> **Brief**: Write out the complete material exactly as it stands.

> **Entries supplied**:

● ● ● ● ●

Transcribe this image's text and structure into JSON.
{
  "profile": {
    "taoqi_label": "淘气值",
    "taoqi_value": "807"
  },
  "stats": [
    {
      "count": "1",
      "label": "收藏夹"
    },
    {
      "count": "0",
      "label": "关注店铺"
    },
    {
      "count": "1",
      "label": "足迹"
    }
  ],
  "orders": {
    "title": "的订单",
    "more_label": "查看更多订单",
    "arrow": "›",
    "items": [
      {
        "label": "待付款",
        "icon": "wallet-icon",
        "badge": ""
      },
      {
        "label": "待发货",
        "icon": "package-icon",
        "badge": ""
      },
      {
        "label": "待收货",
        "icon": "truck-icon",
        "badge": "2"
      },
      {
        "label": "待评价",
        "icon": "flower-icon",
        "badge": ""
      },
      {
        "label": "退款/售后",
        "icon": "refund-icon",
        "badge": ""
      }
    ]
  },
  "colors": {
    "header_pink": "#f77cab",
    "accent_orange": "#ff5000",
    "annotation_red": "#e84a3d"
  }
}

● ● ● ● ●

> **Response to this exercise**:
Transcribe this image's text and structure into JSON.
{
  "profile": {
    "taoqi_label": "淘气值",
    "taoqi_value": "807"
  },
  "stats": [
    {
      "count": "1",
      "label": "收藏夹"
    },
    {
      "count": "0",
      "label": "关注店铺"
    },
    {
      "count": "1",
      "label": "足迹"
    }
  ],
  "orders": {
    "title": "的订单",
    "more_label": "查看更多订单",
    "arrow": "›",
    "items": [
      {
        "label": "待付款",
        "icon": "wallet-icon",
        "badge": ""
      },
      {
        "label": "待发货",
        "icon": "package-icon",
        "badge": ""
      },
      {
        "label": "待收货",
        "icon": "truck-icon",
        "badge": "2"
      },
      {
        "label": "待评价",
        "icon": "flower-icon",
        "badge": ""
      },
      {
        "label": "退款/售后",
        "icon": "refund-icon",
        "badge": ""
      }
    ]
  },
  "colors": {
    "header_pink": "#f77cab",
    "accent_orange": "#ff5000",
    "annotation_red": "#e84a3d"
  }
}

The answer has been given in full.